+++ RECORDS TO PROCESS +++

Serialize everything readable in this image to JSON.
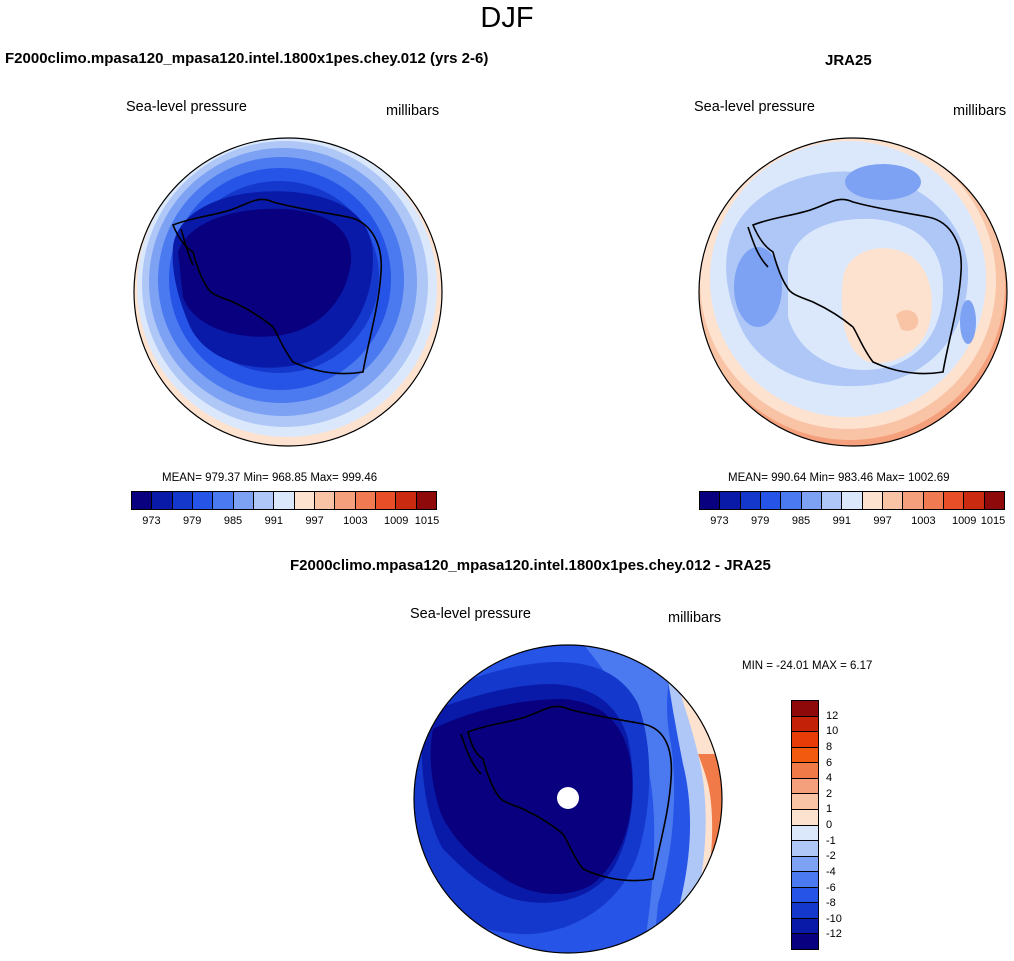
{
  "title": "DJF",
  "panels": [
    {
      "id": "model",
      "title": "F2000climo.mpasa120_mpasa120.intel.1800x1pes.chey.012 (yrs 2-6)",
      "variable": "Sea-level pressure",
      "units": "millibars",
      "stats": "MEAN= 979.37  Min= 968.85  Max= 999.46",
      "mean": 979.37,
      "min": 968.85,
      "max": 999.46
    },
    {
      "id": "obs",
      "title": "JRA25",
      "variable": "Sea-level pressure",
      "units": "millibars",
      "stats": "MEAN= 990.64  Min= 983.46  Max= 1002.69",
      "mean": 990.64,
      "min": 983.46,
      "max": 1002.69
    },
    {
      "id": "diff",
      "title": "F2000climo.mpasa120_mpasa120.intel.1800x1pes.chey.012 - JRA25",
      "variable": "Sea-level pressure",
      "units": "millibars",
      "stats": "MIN = -24.01 MAX =   6.17",
      "min": -24.01,
      "max": 6.17
    }
  ],
  "colorbar_abs": {
    "tick_labels": [
      "973",
      "979",
      "985",
      "991",
      "997",
      "1003",
      "1009",
      "1015"
    ],
    "colors": [
      "#08007f",
      "#0a1aa8",
      "#1438cc",
      "#2654e6",
      "#4b7af0",
      "#7da2f3",
      "#aec7f7",
      "#dbe8fb",
      "#fde2d0",
      "#f9c4a6",
      "#f5a07c",
      "#f07a52",
      "#e84e28",
      "#c92a10",
      "#8e0a0a"
    ]
  },
  "colorbar_diff": {
    "tick_labels": [
      "12",
      "10",
      "8",
      "6",
      "4",
      "2",
      "1",
      "0",
      "-1",
      "-2",
      "-4",
      "-6",
      "-8",
      "-10",
      "-12"
    ],
    "colors": [
      "#8e0a0a",
      "#c42208",
      "#e83c08",
      "#f25a10",
      "#f07a48",
      "#f5a07c",
      "#f9c4a6",
      "#fde2d0",
      "#dbe8fb",
      "#aec7f7",
      "#7da2f3",
      "#4b7af0",
      "#2654e6",
      "#1438cc",
      "#0a1aa8",
      "#08007f"
    ]
  }
}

+++

→ **DIRECTION**
Write out all the entries again, word for word, and print no images.

→ **THE REPLY**
Serialize everything readable in this image to JSON.
{
  "title": "DJF",
  "panels": [
    {
      "id": "model",
      "title": "F2000climo.mpasa120_mpasa120.intel.1800x1pes.chey.012 (yrs 2-6)",
      "variable": "Sea-level pressure",
      "units": "millibars",
      "stats": "MEAN= 979.37  Min= 968.85  Max= 999.46",
      "mean": 979.37,
      "min": 968.85,
      "max": 999.46
    },
    {
      "id": "obs",
      "title": "JRA25",
      "variable": "Sea-level pressure",
      "units": "millibars",
      "stats": "MEAN= 990.64  Min= 983.46  Max= 1002.69",
      "mean": 990.64,
      "min": 983.46,
      "max": 1002.69
    },
    {
      "id": "diff",
      "title": "F2000climo.mpasa120_mpasa120.intel.1800x1pes.chey.012 - JRA25",
      "variable": "Sea-level pressure",
      "units": "millibars",
      "stats": "MIN = -24.01 MAX =   6.17",
      "min": -24.01,
      "max": 6.17
    }
  ],
  "colorbar_abs": {
    "tick_labels": [
      "973",
      "979",
      "985",
      "991",
      "997",
      "1003",
      "1009",
      "1015"
    ],
    "colors": [
      "#08007f",
      "#0a1aa8",
      "#1438cc",
      "#2654e6",
      "#4b7af0",
      "#7da2f3",
      "#aec7f7",
      "#dbe8fb",
      "#fde2d0",
      "#f9c4a6",
      "#f5a07c",
      "#f07a52",
      "#e84e28",
      "#c92a10",
      "#8e0a0a"
    ]
  },
  "colorbar_diff": {
    "tick_labels": [
      "12",
      "10",
      "8",
      "6",
      "4",
      "2",
      "1",
      "0",
      "-1",
      "-2",
      "-4",
      "-6",
      "-8",
      "-10",
      "-12"
    ],
    "colors": [
      "#8e0a0a",
      "#c42208",
      "#e83c08",
      "#f25a10",
      "#f07a48",
      "#f5a07c",
      "#f9c4a6",
      "#fde2d0",
      "#dbe8fb",
      "#aec7f7",
      "#7da2f3",
      "#4b7af0",
      "#2654e6",
      "#1438cc",
      "#0a1aa8",
      "#08007f"
    ]
  }
}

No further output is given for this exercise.